### Do this
Return only this: the line with "Output the underlying" and all the lines that follow it below, through the final one, exactly as they are.

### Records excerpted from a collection
○ ○ ○
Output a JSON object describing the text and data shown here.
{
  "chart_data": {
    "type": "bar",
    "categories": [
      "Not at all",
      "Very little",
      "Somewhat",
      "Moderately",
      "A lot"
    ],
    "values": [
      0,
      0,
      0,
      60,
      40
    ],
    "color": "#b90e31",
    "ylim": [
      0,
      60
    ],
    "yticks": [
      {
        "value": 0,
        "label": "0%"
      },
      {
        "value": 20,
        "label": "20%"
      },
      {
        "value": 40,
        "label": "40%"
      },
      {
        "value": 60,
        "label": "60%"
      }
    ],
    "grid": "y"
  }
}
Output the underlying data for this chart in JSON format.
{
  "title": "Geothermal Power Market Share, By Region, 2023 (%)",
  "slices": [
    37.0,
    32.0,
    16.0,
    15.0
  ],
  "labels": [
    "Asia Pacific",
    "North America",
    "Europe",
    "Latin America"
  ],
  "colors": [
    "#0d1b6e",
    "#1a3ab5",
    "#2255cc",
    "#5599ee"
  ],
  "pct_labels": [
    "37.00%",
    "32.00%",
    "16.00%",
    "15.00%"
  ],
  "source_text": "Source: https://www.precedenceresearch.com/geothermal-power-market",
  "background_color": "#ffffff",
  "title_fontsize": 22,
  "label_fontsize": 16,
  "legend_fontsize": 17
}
○ ○ ○
### Full output
Output the underlying data for this chart in JSON format.
{
  "title": "Geothermal Power Market Share, By Region, 2023 (%)",
  "slices": [
    37.0,
    32.0,
    16.0,
    15.0
  ],
  "labels": [
    "Asia Pacific",
    "North America",
    "Europe",
    "Latin America"
  ],
  "colors": [
    "#0d1b6e",
    "#1a3ab5",
    "#2255cc",
    "#5599ee"
  ],
  "pct_labels": [
    "37.00%",
    "32.00%",
    "16.00%",
    "15.00%"
  ],
  "source_text": "Source: https://www.precedenceresearch.com/geothermal-power-market",
  "background_color": "#ffffff",
  "title_fontsize": 22,
  "label_fontsize": 16,
  "legend_fontsize": 17
}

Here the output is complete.